** start of Available records **

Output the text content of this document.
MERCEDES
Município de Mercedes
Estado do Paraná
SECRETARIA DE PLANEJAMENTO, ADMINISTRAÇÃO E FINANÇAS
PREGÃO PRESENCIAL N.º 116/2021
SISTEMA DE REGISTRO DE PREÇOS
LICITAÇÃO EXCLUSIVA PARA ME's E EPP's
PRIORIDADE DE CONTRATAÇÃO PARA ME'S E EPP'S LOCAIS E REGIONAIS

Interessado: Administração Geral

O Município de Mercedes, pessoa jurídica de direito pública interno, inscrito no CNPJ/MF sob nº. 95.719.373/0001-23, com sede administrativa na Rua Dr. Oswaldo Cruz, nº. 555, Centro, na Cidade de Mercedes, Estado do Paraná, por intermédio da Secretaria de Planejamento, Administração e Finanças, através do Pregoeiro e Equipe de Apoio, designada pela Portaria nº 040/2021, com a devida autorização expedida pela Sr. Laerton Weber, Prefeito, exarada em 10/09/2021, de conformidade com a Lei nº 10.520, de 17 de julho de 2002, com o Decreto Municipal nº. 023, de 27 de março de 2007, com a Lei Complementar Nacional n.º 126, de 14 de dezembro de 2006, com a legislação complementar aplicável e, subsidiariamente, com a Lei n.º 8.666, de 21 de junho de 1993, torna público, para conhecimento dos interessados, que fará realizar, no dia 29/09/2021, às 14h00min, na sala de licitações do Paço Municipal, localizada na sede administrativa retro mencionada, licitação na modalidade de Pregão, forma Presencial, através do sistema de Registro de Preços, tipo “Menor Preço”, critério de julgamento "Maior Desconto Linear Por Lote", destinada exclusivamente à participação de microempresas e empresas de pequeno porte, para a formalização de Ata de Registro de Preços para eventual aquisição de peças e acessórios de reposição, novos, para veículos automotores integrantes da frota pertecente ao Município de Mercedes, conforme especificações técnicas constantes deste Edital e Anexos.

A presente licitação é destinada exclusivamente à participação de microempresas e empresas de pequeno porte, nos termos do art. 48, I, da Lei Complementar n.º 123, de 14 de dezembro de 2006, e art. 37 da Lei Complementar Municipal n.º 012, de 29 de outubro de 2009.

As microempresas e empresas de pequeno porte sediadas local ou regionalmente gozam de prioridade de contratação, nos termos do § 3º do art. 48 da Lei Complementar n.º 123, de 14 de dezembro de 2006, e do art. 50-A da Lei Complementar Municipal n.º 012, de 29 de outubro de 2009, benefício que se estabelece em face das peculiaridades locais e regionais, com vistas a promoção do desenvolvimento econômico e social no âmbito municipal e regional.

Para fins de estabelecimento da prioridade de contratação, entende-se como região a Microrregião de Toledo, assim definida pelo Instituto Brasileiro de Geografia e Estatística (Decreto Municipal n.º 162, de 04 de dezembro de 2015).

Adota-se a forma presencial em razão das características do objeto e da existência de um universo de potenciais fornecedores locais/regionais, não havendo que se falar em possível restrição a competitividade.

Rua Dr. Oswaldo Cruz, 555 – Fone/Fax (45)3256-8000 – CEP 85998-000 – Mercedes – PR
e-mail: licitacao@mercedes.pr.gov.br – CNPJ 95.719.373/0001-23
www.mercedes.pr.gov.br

** end of Available records **
** start of Available records **

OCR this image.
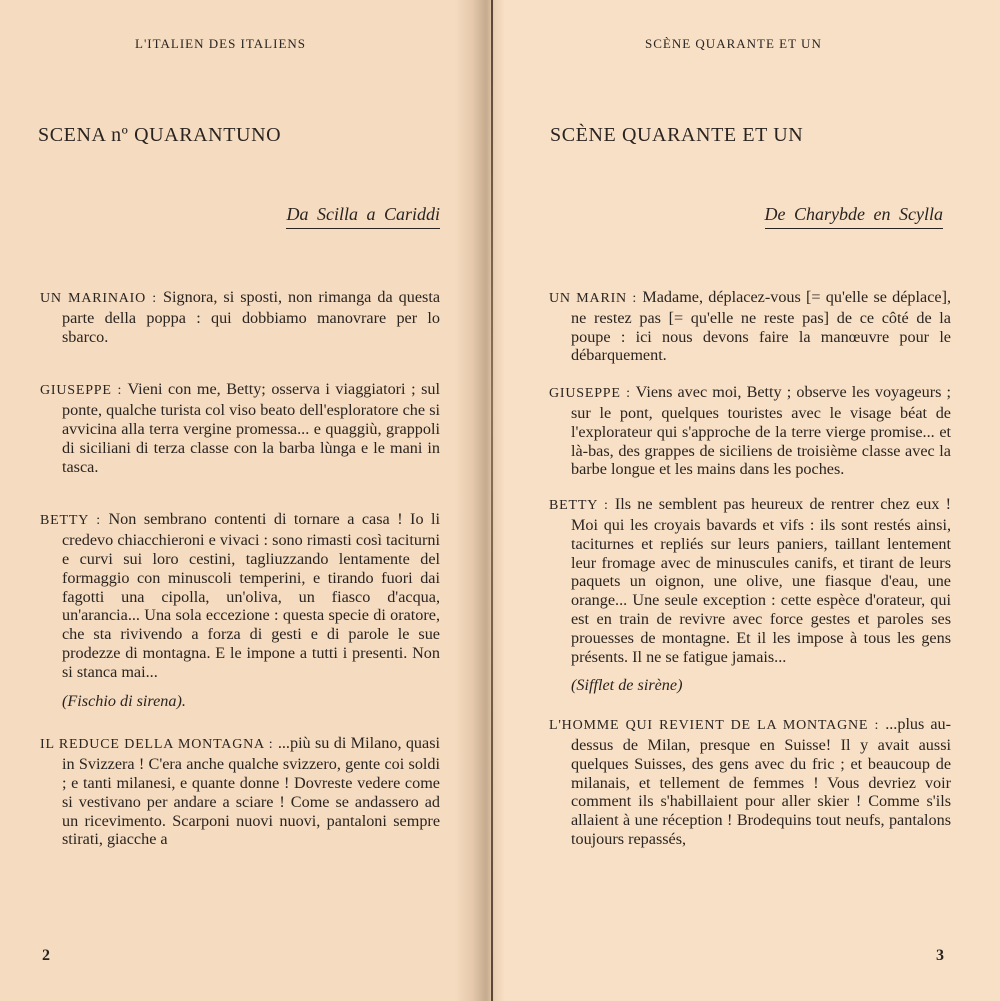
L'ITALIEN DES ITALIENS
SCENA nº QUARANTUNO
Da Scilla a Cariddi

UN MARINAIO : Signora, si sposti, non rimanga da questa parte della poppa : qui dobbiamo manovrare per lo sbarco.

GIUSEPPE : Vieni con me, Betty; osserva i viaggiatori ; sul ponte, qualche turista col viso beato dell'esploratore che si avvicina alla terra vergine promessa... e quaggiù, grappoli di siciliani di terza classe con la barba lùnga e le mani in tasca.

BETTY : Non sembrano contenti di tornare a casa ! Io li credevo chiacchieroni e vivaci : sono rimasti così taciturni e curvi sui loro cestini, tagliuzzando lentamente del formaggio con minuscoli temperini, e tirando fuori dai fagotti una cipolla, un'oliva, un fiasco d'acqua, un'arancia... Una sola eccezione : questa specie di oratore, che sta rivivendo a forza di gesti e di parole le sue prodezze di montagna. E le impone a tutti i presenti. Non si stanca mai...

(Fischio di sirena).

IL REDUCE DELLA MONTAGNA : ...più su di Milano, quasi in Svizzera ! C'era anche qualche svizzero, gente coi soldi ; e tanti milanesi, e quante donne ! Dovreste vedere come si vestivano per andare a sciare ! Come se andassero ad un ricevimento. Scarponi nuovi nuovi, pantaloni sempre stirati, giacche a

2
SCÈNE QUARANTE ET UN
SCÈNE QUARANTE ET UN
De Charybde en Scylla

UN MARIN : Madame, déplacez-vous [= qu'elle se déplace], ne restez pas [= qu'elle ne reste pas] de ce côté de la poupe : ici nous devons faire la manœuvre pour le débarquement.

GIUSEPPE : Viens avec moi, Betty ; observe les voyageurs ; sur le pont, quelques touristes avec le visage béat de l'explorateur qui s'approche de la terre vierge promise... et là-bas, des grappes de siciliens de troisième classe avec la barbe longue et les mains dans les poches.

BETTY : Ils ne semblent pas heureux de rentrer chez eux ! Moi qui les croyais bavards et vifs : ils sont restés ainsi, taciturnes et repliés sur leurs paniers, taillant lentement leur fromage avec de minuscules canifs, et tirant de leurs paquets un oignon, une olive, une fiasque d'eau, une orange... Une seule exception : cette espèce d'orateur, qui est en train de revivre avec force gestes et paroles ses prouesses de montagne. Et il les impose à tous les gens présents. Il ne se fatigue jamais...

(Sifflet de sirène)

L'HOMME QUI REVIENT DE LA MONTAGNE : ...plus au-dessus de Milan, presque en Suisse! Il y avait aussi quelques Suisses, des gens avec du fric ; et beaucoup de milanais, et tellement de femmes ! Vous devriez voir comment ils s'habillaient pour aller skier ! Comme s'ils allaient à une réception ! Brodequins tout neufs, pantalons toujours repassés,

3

** end of Available records **
** start of Available records **

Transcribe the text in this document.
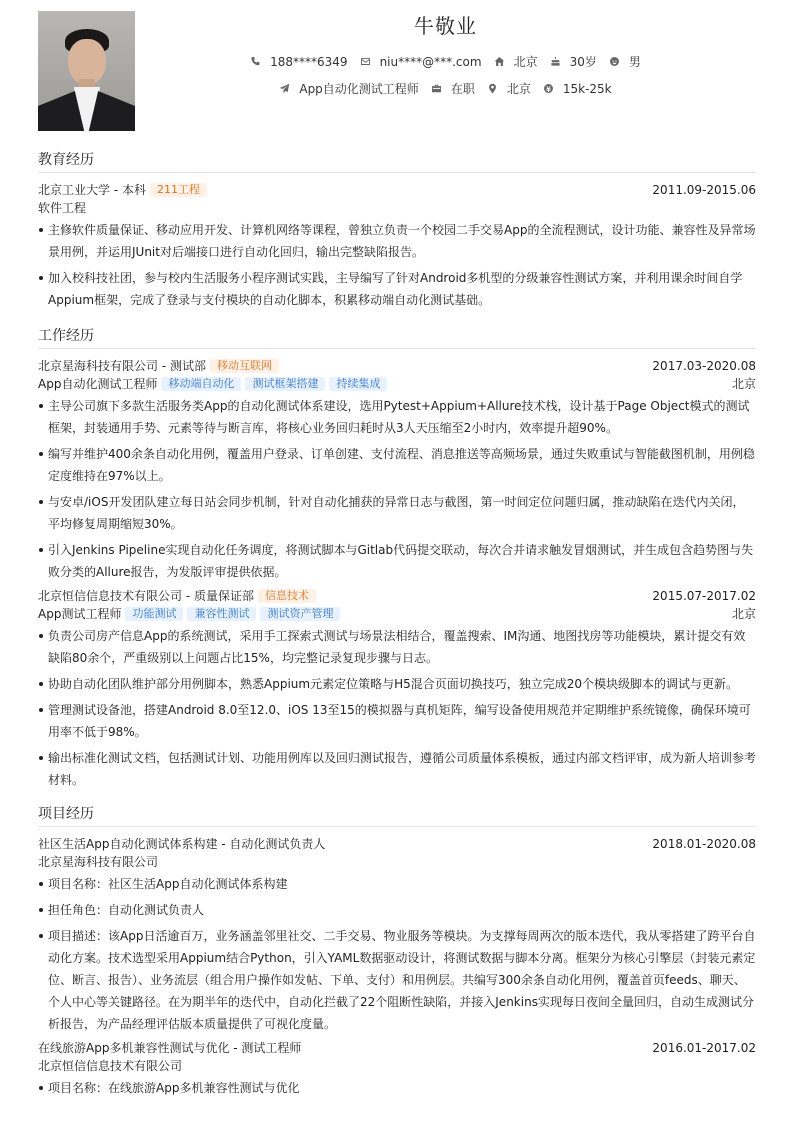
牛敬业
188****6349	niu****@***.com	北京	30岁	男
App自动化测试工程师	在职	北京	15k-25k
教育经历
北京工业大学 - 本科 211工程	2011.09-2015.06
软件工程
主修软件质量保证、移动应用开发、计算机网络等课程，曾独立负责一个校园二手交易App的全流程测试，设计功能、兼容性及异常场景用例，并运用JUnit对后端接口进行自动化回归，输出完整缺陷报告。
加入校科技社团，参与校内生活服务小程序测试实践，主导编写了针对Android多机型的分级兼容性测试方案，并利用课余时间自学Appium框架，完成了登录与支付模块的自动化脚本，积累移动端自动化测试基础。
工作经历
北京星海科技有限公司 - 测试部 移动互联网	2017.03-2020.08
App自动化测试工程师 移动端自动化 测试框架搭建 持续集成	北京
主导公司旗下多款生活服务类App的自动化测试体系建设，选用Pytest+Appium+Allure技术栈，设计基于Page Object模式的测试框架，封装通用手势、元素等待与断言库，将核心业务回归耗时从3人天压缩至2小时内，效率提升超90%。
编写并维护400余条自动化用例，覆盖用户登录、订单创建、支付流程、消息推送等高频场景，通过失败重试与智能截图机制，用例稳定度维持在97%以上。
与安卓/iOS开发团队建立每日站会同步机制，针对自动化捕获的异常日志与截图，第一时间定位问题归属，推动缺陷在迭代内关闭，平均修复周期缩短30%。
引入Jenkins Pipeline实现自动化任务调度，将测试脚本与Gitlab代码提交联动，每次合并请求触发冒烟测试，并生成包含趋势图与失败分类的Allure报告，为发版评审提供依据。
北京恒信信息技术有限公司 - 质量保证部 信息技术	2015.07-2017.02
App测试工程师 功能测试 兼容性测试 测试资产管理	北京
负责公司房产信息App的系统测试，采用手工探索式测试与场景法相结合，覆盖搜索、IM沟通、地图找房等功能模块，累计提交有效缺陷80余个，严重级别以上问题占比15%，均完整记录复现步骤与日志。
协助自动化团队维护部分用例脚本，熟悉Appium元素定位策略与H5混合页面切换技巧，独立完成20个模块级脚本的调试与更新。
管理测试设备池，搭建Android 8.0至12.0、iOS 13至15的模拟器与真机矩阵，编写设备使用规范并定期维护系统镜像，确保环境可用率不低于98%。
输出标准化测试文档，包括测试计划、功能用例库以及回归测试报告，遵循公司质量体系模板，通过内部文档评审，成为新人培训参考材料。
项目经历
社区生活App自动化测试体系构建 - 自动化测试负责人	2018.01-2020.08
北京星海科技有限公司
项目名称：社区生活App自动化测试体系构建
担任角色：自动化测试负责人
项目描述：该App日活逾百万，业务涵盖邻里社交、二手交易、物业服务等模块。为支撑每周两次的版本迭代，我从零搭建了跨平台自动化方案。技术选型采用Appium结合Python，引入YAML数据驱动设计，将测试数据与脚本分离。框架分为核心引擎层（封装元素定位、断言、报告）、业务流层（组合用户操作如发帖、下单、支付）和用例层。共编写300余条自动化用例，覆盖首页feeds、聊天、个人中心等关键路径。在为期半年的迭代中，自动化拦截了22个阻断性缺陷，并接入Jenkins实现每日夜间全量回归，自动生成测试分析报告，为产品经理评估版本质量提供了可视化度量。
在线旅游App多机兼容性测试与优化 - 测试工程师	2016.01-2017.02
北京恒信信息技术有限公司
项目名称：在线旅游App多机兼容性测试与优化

** end of Available records **

> **Given instruction**
Where a line of the entries contains the word "text", copy that line.

> **Output of the task**
Output the text content of this document.
Transcribe the text in this document.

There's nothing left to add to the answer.